Data lines:
····················
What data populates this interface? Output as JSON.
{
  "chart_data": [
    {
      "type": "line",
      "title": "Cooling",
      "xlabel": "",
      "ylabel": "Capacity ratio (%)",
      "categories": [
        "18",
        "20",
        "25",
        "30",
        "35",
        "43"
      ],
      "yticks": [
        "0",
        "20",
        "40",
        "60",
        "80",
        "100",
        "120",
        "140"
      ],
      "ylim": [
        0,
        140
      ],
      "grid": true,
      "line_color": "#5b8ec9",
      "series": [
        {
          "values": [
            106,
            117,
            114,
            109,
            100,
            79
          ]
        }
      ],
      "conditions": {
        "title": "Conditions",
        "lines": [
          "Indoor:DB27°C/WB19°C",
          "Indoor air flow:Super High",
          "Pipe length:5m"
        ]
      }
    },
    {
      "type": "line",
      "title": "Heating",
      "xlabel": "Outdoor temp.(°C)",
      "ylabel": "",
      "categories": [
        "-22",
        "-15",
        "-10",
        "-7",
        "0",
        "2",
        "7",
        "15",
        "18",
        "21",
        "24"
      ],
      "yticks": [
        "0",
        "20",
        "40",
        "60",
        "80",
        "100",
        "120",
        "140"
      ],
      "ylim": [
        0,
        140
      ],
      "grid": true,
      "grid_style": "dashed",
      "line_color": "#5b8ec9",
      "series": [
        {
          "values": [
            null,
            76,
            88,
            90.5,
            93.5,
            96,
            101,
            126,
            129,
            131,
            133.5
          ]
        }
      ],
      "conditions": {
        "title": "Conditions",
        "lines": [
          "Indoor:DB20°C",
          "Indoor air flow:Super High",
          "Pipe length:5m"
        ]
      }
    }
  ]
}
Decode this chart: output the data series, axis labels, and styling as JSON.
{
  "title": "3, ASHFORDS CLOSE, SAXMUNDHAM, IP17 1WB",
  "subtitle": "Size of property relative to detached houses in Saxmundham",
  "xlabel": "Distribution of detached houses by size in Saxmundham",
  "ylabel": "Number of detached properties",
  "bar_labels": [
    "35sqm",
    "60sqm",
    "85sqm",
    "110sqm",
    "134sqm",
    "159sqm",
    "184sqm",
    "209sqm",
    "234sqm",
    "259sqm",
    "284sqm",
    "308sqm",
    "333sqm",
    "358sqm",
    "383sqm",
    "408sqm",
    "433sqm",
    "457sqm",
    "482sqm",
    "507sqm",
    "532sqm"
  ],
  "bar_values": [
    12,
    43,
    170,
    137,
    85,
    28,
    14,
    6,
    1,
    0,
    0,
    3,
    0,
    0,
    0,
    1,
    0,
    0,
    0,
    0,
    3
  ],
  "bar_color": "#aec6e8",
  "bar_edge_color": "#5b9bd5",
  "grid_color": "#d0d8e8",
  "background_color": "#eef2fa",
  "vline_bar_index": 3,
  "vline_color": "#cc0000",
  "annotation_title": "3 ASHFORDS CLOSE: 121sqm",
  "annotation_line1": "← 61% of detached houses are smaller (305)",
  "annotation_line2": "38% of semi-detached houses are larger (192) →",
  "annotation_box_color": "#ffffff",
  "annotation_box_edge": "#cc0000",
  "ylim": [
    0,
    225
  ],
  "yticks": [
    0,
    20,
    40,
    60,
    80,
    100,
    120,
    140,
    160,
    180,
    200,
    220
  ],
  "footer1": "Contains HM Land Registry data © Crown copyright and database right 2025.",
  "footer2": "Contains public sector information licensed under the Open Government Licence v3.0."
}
····················
Task instructions: Where a line in the material above holds "houses", copy that line.

Reply:
  "subtitle": "Size of property relative to detached houses in Saxmundham",
  "xlabel": "Distribution of detached houses by size in Saxmundham",
  "annotation_line1": "← 61% of detached houses are smaller (305)",
  "annotation_line2": "38% of semi-detached houses are larger (192) →",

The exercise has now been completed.